* [What you need to do]
Reproduce each of these records line for line, leaving every character as it is.

(Element region listings)
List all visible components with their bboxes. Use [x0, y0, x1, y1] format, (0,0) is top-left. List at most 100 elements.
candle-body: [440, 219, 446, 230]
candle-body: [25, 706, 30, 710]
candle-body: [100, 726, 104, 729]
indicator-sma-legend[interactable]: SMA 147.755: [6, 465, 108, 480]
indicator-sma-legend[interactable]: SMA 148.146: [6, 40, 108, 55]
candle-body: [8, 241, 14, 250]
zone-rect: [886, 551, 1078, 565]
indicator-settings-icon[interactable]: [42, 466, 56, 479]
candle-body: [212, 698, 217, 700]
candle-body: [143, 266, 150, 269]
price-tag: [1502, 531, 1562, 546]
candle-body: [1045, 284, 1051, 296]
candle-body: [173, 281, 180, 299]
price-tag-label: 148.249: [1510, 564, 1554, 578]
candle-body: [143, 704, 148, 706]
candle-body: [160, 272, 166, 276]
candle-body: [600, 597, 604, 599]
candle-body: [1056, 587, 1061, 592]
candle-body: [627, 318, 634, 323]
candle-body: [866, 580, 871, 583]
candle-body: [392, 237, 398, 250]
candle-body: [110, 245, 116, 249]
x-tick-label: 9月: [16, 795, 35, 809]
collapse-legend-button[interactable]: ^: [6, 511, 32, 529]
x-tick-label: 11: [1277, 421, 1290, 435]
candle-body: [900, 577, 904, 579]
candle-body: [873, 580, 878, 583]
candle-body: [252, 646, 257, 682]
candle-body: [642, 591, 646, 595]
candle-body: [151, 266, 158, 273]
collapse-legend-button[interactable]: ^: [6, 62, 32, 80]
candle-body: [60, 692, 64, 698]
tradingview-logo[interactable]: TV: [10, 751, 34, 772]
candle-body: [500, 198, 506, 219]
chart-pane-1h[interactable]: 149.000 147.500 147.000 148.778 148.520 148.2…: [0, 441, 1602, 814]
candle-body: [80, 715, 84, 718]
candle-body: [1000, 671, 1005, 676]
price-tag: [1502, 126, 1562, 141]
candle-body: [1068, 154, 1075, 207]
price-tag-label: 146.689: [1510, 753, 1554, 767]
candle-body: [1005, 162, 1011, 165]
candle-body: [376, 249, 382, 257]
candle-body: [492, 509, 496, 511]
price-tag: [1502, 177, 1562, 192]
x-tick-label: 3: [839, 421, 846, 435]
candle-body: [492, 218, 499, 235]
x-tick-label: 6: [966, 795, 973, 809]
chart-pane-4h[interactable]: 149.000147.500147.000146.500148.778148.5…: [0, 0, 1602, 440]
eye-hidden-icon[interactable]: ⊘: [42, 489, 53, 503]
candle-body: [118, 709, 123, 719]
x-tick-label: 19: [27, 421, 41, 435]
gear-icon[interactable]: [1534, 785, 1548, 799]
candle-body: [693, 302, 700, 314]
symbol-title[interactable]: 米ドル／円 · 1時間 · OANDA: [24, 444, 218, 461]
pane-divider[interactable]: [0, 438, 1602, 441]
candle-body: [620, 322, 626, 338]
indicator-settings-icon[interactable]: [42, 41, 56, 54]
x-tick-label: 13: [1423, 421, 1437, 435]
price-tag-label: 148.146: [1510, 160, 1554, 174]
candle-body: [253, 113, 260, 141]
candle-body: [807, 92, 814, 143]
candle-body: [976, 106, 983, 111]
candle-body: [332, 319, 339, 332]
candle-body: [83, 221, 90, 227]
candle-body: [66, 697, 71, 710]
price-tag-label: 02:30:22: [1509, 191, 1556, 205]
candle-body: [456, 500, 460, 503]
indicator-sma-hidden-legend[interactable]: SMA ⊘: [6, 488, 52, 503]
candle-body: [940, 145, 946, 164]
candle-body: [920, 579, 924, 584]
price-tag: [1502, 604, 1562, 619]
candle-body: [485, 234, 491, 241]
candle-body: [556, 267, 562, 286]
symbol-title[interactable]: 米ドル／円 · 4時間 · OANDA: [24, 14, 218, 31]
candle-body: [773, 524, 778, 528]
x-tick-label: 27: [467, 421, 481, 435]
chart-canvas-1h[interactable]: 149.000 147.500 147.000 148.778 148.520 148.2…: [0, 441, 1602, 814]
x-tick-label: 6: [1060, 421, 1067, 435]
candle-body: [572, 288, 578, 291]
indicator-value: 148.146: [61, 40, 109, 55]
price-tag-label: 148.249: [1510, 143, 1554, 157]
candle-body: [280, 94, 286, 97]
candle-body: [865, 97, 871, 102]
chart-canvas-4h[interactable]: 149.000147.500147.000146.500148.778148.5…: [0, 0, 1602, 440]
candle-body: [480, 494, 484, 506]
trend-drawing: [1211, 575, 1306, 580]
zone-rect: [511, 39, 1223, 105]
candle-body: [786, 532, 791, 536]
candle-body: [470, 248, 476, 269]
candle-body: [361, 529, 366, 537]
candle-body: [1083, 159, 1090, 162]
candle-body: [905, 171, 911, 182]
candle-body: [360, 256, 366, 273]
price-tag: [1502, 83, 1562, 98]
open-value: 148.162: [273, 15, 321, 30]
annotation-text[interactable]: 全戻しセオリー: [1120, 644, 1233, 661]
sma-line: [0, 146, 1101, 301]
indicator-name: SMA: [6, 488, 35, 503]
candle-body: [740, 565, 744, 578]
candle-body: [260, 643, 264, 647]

* [Result]
List all visible components with their bboxes. Use [x0, y0, x1, y1] format, (0,0) is top-left. List at most 100 elements.
candle-body: [440, 219, 446, 230]
candle-body: [25, 706, 30, 710]
candle-body: [100, 726, 104, 729]
indicator-sma-legend[interactable]: SMA 147.755: [6, 465, 108, 480]
indicator-sma-legend[interactable]: SMA 148.146: [6, 40, 108, 55]
candle-body: [8, 241, 14, 250]
zone-rect: [886, 551, 1078, 565]
indicator-settings-icon[interactable]: [42, 466, 56, 479]
candle-body: [212, 698, 217, 700]
candle-body: [143, 266, 150, 269]
price-tag: [1502, 531, 1562, 546]
candle-body: [1045, 284, 1051, 296]
candle-body: [173, 281, 180, 299]
price-tag-label: 148.249: [1510, 564, 1554, 578]
candle-body: [143, 704, 148, 706]
candle-body: [160, 272, 166, 276]
candle-body: [600, 597, 604, 599]
candle-body: [1056, 587, 1061, 592]
candle-body: [627, 318, 634, 323]
candle-body: [866, 580, 871, 583]
candle-body: [392, 237, 398, 250]
candle-body: [110, 245, 116, 249]
x-tick-label: 9月: [16, 795, 35, 809]
collapse-legend-button[interactable]: ^: [6, 511, 32, 529]
x-tick-label: 11: [1277, 421, 1290, 435]
candle-body: [900, 577, 904, 579]
candle-body: [873, 580, 878, 583]
candle-body: [252, 646, 257, 682]
candle-body: [642, 591, 646, 595]
candle-body: [151, 266, 158, 273]
collapse-legend-button[interactable]: ^: [6, 62, 32, 80]
candle-body: [60, 692, 64, 698]
tradingview-logo[interactable]: TV: [10, 751, 34, 772]
candle-body: [500, 198, 506, 219]
chart-pane-1h[interactable]: 149.000 147.500 147.000 148.778 148.520 148.2…: [0, 441, 1602, 814]
candle-body: [80, 715, 84, 718]
candle-body: [1000, 671, 1005, 676]
price-tag: [1502, 126, 1562, 141]
candle-body: [1068, 154, 1075, 207]
price-tag-label: 146.689: [1510, 753, 1554, 767]
candle-body: [1005, 162, 1011, 165]
candle-body: [376, 249, 382, 257]
candle-body: [492, 509, 496, 511]
price-tag: [1502, 177, 1562, 192]
x-tick-label: 3: [839, 421, 846, 435]
candle-body: [492, 218, 499, 235]
x-tick-label: 6: [966, 795, 973, 809]
chart-pane-4h[interactable]: 149.000147.500147.000146.500148.778148.5…: [0, 0, 1602, 440]
eye-hidden-icon[interactable]: ⊘: [42, 489, 53, 503]
candle-body: [118, 709, 123, 719]
x-tick-label: 19: [27, 421, 41, 435]
gear-icon[interactable]: [1534, 785, 1548, 799]
candle-body: [693, 302, 700, 314]
symbol-title[interactable]: 米ドル／円 · 1時間 · OANDA: [24, 444, 218, 461]
pane-divider[interactable]: [0, 438, 1602, 441]
candle-body: [620, 322, 626, 338]
indicator-settings-icon[interactable]: [42, 41, 56, 54]
x-tick-label: 13: [1423, 421, 1437, 435]
price-tag-label: 148.146: [1510, 160, 1554, 174]
candle-body: [253, 113, 260, 141]
candle-body: [807, 92, 814, 143]
candle-body: [976, 106, 983, 111]
candle-body: [332, 319, 339, 332]
candle-body: [83, 221, 90, 227]
candle-body: [66, 697, 71, 710]
price-tag-label: 02:30:22: [1509, 191, 1556, 205]
candle-body: [456, 500, 460, 503]
indicator-sma-hidden-legend[interactable]: SMA ⊘: [6, 488, 52, 503]
candle-body: [940, 145, 946, 164]
candle-body: [920, 579, 924, 584]
price-tag: [1502, 604, 1562, 619]
candle-body: [485, 234, 491, 241]
candle-body: [556, 267, 562, 286]
symbol-title[interactable]: 米ドル／円 · 4時間 · OANDA: [24, 14, 218, 31]
candle-body: [773, 524, 778, 528]
x-tick-label: 27: [467, 421, 481, 435]
chart-canvas-1h[interactable]: 149.000 147.500 147.000 148.778 148.520 148.2…: [0, 441, 1602, 814]
x-tick-label: 6: [1060, 421, 1067, 435]
candle-body: [572, 288, 578, 291]
indicator-value: 148.146: [61, 40, 109, 55]
price-tag-label: 148.249: [1510, 143, 1554, 157]
candle-body: [280, 94, 286, 97]
candle-body: [865, 97, 871, 102]
chart-canvas-4h[interactable]: 149.000147.500147.000146.500148.778148.5…: [0, 0, 1602, 440]
candle-body: [480, 494, 484, 506]
trend-drawing: [1211, 575, 1306, 580]
zone-rect: [511, 39, 1223, 105]
candle-body: [786, 532, 791, 536]
candle-body: [470, 248, 476, 269]
candle-body: [361, 529, 366, 537]
candle-body: [1083, 159, 1090, 162]
candle-body: [905, 171, 911, 182]
candle-body: [360, 256, 366, 273]
price-tag: [1502, 83, 1562, 98]
open-value: 148.162: [273, 15, 321, 30]
annotation-text[interactable]: 全戻しセオリー: [1120, 644, 1233, 661]
sma-line: [0, 146, 1101, 301]
indicator-name: SMA: [6, 488, 35, 503]
candle-body: [740, 565, 744, 578]
candle-body: [260, 643, 264, 647]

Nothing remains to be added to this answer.